- **SHORT PROBLEM**
Check each line of the records below and collect those that include the word "icon".

- **SUPPLIED RECORDS**
——

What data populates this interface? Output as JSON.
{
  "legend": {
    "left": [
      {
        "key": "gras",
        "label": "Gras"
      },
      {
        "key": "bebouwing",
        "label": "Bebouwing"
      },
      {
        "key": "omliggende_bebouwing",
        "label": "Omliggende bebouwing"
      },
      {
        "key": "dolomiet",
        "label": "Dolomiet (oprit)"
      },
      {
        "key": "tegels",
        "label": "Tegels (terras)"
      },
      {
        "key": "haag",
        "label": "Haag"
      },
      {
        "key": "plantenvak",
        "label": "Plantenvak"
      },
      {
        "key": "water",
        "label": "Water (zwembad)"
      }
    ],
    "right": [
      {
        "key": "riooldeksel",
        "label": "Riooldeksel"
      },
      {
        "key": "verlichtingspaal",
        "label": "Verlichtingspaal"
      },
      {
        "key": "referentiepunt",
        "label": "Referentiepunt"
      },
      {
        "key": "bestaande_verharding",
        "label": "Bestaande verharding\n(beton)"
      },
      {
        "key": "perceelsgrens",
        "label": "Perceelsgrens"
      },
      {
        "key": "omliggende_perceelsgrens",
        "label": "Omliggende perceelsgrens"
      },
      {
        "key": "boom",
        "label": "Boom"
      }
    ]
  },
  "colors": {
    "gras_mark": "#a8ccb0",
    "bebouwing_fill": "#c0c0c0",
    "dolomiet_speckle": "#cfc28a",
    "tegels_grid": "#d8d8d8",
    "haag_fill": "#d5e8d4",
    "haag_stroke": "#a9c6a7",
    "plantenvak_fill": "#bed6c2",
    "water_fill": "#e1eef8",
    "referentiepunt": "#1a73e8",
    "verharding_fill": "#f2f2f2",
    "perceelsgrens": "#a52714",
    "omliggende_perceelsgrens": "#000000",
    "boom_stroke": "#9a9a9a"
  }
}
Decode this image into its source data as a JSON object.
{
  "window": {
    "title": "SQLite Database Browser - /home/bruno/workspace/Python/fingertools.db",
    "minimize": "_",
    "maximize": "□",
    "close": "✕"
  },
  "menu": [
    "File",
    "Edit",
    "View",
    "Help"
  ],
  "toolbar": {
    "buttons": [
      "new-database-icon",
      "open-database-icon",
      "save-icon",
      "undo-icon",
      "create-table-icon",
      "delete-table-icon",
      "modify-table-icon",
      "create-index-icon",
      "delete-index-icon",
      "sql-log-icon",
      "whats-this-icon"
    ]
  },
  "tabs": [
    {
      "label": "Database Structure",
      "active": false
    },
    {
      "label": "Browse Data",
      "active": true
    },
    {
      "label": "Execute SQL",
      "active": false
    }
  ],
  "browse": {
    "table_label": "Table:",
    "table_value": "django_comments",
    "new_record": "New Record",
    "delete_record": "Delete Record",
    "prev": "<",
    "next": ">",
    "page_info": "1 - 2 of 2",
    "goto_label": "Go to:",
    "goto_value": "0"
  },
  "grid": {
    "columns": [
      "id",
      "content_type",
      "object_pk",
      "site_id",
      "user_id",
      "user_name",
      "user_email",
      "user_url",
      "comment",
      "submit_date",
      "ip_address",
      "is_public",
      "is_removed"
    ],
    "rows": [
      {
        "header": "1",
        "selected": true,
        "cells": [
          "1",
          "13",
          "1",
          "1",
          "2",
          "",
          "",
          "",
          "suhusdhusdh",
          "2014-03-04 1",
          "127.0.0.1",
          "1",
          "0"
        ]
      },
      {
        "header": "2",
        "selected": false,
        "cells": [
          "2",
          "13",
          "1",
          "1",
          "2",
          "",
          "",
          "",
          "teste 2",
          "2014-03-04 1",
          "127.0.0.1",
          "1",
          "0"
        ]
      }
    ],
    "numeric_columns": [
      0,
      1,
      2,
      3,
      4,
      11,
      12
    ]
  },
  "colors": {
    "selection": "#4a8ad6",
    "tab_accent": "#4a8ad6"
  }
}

——

- **THE ANSWER**
      "new-database-icon",
      "open-database-icon",
      "save-icon",
      "undo-icon",
      "create-table-icon",
      "delete-table-icon",
      "modify-table-icon",
      "create-index-icon",
      "delete-index-icon",
      "sql-log-icon",
      "whats-this-icon"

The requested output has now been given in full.